Gather, from the listing beneath this task, every line holding the string "color".

------------

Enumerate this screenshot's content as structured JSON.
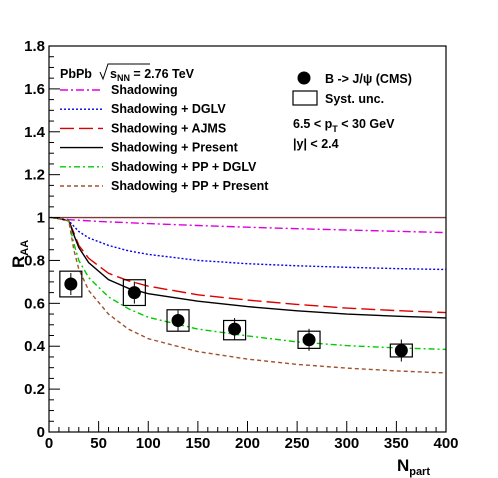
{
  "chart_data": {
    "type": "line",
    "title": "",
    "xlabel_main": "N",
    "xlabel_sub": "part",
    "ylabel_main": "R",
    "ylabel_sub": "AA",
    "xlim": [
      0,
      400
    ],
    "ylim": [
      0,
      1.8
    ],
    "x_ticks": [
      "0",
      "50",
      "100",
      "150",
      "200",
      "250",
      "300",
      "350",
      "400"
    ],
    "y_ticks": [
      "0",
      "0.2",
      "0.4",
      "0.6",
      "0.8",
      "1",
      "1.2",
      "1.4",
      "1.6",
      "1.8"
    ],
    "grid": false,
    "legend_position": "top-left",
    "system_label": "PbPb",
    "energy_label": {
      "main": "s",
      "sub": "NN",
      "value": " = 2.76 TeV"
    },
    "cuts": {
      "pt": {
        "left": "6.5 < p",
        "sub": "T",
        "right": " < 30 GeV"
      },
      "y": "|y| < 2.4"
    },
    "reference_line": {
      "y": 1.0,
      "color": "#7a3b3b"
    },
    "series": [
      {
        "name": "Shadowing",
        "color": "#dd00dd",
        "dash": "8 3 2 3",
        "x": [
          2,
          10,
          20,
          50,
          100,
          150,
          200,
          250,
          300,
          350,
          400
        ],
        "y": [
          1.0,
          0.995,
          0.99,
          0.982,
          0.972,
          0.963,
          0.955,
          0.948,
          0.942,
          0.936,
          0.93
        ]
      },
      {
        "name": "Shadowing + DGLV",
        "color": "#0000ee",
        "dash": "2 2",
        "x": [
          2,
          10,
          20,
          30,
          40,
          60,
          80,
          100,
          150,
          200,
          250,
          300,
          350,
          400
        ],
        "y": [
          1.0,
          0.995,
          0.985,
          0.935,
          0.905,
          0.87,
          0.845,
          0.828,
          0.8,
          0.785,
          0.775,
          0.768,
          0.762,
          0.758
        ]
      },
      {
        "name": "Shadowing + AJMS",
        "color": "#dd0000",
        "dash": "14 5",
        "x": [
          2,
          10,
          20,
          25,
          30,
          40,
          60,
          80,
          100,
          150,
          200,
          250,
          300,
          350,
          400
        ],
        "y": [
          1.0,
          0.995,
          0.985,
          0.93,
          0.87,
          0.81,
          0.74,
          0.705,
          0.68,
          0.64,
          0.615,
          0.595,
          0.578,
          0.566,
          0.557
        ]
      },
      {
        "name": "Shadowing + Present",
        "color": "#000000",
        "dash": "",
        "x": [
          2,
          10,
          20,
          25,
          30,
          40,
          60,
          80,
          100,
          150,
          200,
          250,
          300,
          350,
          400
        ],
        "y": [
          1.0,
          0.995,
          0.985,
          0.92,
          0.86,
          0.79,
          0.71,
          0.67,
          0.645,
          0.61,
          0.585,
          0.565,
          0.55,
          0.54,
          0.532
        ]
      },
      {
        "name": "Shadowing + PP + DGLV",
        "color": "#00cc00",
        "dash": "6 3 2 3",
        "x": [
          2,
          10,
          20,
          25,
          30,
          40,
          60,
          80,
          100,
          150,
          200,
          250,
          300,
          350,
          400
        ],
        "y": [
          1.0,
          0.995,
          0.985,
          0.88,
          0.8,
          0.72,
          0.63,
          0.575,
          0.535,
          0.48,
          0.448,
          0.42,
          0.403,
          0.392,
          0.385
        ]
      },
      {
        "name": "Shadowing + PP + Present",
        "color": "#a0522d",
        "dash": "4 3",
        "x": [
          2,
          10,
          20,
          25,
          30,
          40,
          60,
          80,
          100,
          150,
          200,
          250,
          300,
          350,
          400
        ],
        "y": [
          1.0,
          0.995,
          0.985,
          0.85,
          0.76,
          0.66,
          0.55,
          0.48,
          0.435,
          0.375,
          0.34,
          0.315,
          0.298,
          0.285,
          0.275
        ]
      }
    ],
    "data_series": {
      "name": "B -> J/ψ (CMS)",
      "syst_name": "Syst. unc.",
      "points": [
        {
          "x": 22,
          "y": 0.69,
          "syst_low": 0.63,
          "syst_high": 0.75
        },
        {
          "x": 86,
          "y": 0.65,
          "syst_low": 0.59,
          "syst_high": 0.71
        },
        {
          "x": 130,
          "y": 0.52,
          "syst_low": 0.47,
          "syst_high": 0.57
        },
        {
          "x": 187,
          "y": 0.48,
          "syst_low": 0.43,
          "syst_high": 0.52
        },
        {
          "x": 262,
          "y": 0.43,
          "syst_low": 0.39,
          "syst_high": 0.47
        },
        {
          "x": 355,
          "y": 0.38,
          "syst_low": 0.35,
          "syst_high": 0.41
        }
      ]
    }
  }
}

------------

* **Task result**
      "color": "#7a3b3b"
        "color": "#dd00dd",
        "color": "#0000ee",
        "color": "#dd0000",
        "color": "#000000",
        "color": "#00cc00",
        "color": "#a0522d",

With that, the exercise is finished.